Given entries >>
────────────────────────────────────────

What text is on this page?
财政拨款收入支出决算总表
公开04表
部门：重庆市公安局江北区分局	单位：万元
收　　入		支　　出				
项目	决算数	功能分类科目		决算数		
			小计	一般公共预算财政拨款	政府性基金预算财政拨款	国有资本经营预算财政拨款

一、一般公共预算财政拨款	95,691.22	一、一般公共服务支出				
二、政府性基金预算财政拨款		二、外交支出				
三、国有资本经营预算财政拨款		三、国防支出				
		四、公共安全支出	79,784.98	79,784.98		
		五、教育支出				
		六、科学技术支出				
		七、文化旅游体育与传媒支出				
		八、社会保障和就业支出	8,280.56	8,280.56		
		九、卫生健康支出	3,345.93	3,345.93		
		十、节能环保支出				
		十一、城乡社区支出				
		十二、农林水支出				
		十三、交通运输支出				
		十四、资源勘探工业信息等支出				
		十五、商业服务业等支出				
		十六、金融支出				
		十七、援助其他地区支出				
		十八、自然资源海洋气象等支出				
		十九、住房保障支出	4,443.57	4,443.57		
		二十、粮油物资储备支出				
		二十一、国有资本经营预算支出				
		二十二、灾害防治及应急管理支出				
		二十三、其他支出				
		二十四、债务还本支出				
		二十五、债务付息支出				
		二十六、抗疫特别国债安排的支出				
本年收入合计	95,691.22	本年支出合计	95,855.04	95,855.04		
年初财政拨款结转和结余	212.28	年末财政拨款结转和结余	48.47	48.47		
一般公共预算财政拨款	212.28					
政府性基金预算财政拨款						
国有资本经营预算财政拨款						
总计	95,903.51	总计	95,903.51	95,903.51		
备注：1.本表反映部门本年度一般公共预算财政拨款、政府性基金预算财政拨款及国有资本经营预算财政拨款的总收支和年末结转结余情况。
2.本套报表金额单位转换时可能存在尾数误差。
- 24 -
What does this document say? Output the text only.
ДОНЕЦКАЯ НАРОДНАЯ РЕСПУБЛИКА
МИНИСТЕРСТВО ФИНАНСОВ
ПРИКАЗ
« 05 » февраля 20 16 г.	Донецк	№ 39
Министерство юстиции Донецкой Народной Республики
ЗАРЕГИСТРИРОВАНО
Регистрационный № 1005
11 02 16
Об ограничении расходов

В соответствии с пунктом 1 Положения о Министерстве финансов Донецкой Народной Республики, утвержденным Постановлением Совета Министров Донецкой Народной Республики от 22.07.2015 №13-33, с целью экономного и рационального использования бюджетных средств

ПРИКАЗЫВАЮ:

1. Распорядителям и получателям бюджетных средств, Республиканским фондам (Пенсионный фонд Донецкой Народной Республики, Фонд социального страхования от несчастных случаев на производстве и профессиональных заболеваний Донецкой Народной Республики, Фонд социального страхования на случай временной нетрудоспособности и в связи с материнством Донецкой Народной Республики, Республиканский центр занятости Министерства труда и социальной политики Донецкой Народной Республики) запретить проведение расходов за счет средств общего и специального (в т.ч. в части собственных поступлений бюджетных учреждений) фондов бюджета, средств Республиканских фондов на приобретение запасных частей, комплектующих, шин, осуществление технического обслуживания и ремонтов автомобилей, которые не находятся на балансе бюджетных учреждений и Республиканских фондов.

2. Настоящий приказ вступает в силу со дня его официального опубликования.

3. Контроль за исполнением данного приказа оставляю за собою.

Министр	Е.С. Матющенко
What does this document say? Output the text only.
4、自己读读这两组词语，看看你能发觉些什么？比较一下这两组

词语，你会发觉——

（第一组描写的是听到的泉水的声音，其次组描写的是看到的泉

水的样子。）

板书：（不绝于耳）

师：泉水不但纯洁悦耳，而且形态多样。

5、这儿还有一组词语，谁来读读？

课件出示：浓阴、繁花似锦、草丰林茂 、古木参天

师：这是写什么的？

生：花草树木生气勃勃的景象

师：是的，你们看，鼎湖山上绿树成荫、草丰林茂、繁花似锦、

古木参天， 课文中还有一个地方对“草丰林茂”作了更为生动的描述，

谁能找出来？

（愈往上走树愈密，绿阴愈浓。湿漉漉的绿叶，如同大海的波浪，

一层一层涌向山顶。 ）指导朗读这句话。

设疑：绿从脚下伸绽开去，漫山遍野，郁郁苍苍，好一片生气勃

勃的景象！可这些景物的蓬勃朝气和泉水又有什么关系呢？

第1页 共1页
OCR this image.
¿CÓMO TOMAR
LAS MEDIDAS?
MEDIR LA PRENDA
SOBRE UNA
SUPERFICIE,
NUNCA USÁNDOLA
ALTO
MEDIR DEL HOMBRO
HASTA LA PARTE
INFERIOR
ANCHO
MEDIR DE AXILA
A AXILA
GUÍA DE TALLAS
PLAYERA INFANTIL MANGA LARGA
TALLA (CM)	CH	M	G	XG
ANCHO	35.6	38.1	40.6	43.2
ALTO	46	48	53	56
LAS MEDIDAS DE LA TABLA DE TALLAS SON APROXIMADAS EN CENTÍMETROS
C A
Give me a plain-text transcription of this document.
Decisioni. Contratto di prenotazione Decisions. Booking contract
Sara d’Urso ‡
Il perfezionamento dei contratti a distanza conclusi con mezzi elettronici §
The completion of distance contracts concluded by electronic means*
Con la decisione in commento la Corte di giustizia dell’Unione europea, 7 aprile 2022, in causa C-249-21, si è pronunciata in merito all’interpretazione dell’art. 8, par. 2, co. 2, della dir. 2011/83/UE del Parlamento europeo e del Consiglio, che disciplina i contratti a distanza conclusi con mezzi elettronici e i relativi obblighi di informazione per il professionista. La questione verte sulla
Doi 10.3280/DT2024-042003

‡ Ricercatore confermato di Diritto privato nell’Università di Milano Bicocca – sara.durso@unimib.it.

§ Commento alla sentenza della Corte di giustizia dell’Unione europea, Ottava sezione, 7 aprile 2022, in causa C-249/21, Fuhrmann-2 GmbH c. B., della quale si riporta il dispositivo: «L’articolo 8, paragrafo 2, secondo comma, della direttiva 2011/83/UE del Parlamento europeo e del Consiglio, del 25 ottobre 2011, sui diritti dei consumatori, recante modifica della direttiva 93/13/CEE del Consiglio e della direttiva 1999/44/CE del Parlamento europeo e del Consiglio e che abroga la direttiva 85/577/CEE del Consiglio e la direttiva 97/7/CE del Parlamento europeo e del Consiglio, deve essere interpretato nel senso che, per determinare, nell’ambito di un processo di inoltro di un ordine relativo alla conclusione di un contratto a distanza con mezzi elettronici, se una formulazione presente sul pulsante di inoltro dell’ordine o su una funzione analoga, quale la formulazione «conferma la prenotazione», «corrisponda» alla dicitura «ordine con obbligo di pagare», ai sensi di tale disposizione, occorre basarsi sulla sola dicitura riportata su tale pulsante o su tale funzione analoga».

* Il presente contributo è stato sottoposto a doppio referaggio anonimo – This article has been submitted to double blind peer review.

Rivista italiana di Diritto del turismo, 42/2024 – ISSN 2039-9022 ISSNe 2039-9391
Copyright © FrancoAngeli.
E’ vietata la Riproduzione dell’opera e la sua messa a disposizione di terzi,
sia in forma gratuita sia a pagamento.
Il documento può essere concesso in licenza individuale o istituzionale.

────────────────────────────────────────

Given task >> Each record above should be repeated exactly as it appears.

Correct answer >>
What text is on this page?
财政拨款收入支出决算总表
公开04表
部门：重庆市公安局江北区分局	单位：万元
收　　入		支　　出				
项目	决算数	功能分类科目		决算数		
			小计	一般公共预算财政拨款	政府性基金预算财政拨款	国有资本经营预算财政拨款

一、一般公共预算财政拨款	95,691.22	一、一般公共服务支出				
二、政府性基金预算财政拨款		二、外交支出				
三、国有资本经营预算财政拨款		三、国防支出				
		四、公共安全支出	79,784.98	79,784.98		
		五、教育支出				
		六、科学技术支出				
		七、文化旅游体育与传媒支出				
		八、社会保障和就业支出	8,280.56	8,280.56		
		九、卫生健康支出	3,345.93	3,345.93		
		十、节能环保支出				
		十一、城乡社区支出				
		十二、农林水支出				
		十三、交通运输支出				
		十四、资源勘探工业信息等支出				
		十五、商业服务业等支出				
		十六、金融支出				
		十七、援助其他地区支出				
		十八、自然资源海洋气象等支出				
		十九、住房保障支出	4,443.57	4,443.57		
		二十、粮油物资储备支出				
		二十一、国有资本经营预算支出				
		二十二、灾害防治及应急管理支出				
		二十三、其他支出				
		二十四、债务还本支出				
		二十五、债务付息支出				
		二十六、抗疫特别国债安排的支出				
本年收入合计	95,691.22	本年支出合计	95,855.04	95,855.04		
年初财政拨款结转和结余	212.28	年末财政拨款结转和结余	48.47	48.47		
一般公共预算财政拨款	212.28					
政府性基金预算财政拨款						
国有资本经营预算财政拨款						
总计	95,903.51	总计	95,903.51	95,903.51		
备注：1.本表反映部门本年度一般公共预算财政拨款、政府性基金预算财政拨款及国有资本经营预算财政拨款的总收支和年末结转结余情况。
2.本套报表金额单位转换时可能存在尾数误差。
- 24 -
What does this document say? Output the text only.
ДОНЕЦКАЯ НАРОДНАЯ РЕСПУБЛИКА
МИНИСТЕРСТВО ФИНАНСОВ
ПРИКАЗ
« 05 » февраля 20 16 г.	Донецк	№ 39
Министерство юстиции Донецкой Народной Республики
ЗАРЕГИСТРИРОВАНО
Регистрационный № 1005
11 02 16
Об ограничении расходов

В соответствии с пунктом 1 Положения о Министерстве финансов Донецкой Народной Республики, утвержденным Постановлением Совета Министров Донецкой Народной Республики от 22.07.2015 №13-33, с целью экономного и рационального использования бюджетных средств

ПРИКАЗЫВАЮ:

1. Распорядителям и получателям бюджетных средств, Республиканским фондам (Пенсионный фонд Донецкой Народной Республики, Фонд социального страхования от несчастных случаев на производстве и профессиональных заболеваний Донецкой Народной Республики, Фонд социального страхования на случай временной нетрудоспособности и в связи с материнством Донецкой Народной Республики, Республиканский центр занятости Министерства труда и социальной политики Донецкой Народной Республики) запретить проведение расходов за счет средств общего и специального (в т.ч. в части собственных поступлений бюджетных учреждений) фондов бюджета, средств Республиканских фондов на приобретение запасных частей, комплектующих, шин, осуществление технического обслуживания и ремонтов автомобилей, которые не находятся на балансе бюджетных учреждений и Республиканских фондов.

2. Настоящий приказ вступает в силу со дня его официального опубликования.

3. Контроль за исполнением данного приказа оставляю за собою.

Министр	Е.С. Матющенко
What does this document say? Output the text only.
4、自己读读这两组词语，看看你能发觉些什么？比较一下这两组

词语，你会发觉——

（第一组描写的是听到的泉水的声音，其次组描写的是看到的泉

水的样子。）

板书：（不绝于耳）

师：泉水不但纯洁悦耳，而且形态多样。

5、这儿还有一组词语，谁来读读？

课件出示：浓阴、繁花似锦、草丰林茂 、古木参天

师：这是写什么的？

生：花草树木生气勃勃的景象

师：是的，你们看，鼎湖山上绿树成荫、草丰林茂、繁花似锦、

古木参天， 课文中还有一个地方对“草丰林茂”作了更为生动的描述，

谁能找出来？

（愈往上走树愈密，绿阴愈浓。湿漉漉的绿叶，如同大海的波浪，

一层一层涌向山顶。 ）指导朗读这句话。

设疑：绿从脚下伸绽开去，漫山遍野，郁郁苍苍，好一片生气勃

勃的景象！可这些景物的蓬勃朝气和泉水又有什么关系呢？

第1页 共1页
OCR this image.
¿CÓMO TOMAR
LAS MEDIDAS?
MEDIR LA PRENDA
SOBRE UNA
SUPERFICIE,
NUNCA USÁNDOLA
ALTO
MEDIR DEL HOMBRO
HASTA LA PARTE
INFERIOR
ANCHO
MEDIR DE AXILA
A AXILA
GUÍA DE TALLAS
PLAYERA INFANTIL MANGA LARGA
TALLA (CM)	CH	M	G	XG
ANCHO	35.6	38.1	40.6	43.2
ALTO	46	48	53	56
LAS MEDIDAS DE LA TABLA DE TALLAS SON APROXIMADAS EN CENTÍMETROS
C A
Give me a plain-text transcription of this document.
Decisioni. Contratto di prenotazione Decisions. Booking contract
Sara d’Urso ‡
Il perfezionamento dei contratti a distanza conclusi con mezzi elettronici §
The completion of distance contracts concluded by electronic means*
Con la decisione in commento la Corte di giustizia dell’Unione europea, 7 aprile 2022, in causa C-249-21, si è pronunciata in merito all’interpretazione dell’art. 8, par. 2, co. 2, della dir. 2011/83/UE del Parlamento europeo e del Consiglio, che disciplina i contratti a distanza conclusi con mezzi elettronici e i relativi obblighi di informazione per il professionista. La questione verte sulla
Doi 10.3280/DT2024-042003

‡ Ricercatore confermato di Diritto privato nell’Università di Milano Bicocca – sara.durso@unimib.it.

§ Commento alla sentenza della Corte di giustizia dell’Unione europea, Ottava sezione, 7 aprile 2022, in causa C-249/21, Fuhrmann-2 GmbH c. B., della quale si riporta il dispositivo: «L’articolo 8, paragrafo 2, secondo comma, della direttiva 2011/83/UE del Parlamento europeo e del Consiglio, del 25 ottobre 2011, sui diritti dei consumatori, recante modifica della direttiva 93/13/CEE del Consiglio e della direttiva 1999/44/CE del Parlamento europeo e del Consiglio e che abroga la direttiva 85/577/CEE del Consiglio e la direttiva 97/7/CE del Parlamento europeo e del Consiglio, deve essere interpretato nel senso che, per determinare, nell’ambito di un processo di inoltro di un ordine relativo alla conclusione di un contratto a distanza con mezzi elettronici, se una formulazione presente sul pulsante di inoltro dell’ordine o su una funzione analoga, quale la formulazione «conferma la prenotazione», «corrisponda» alla dicitura «ordine con obbligo di pagare», ai sensi di tale disposizione, occorre basarsi sulla sola dicitura riportata su tale pulsante o su tale funzione analoga».

* Il presente contributo è stato sottoposto a doppio referaggio anonimo – This article has been submitted to double blind peer review.

Rivista italiana di Diritto del turismo, 42/2024 – ISSN 2039-9022 ISSNe 2039-9391
Copyright © FrancoAngeli.
E’ vietata la Riproduzione dell’opera e la sua messa a disposizione di terzi,
sia in forma gratuita sia a pagamento.
Il documento può essere concesso in licenza individuale o istituzionale.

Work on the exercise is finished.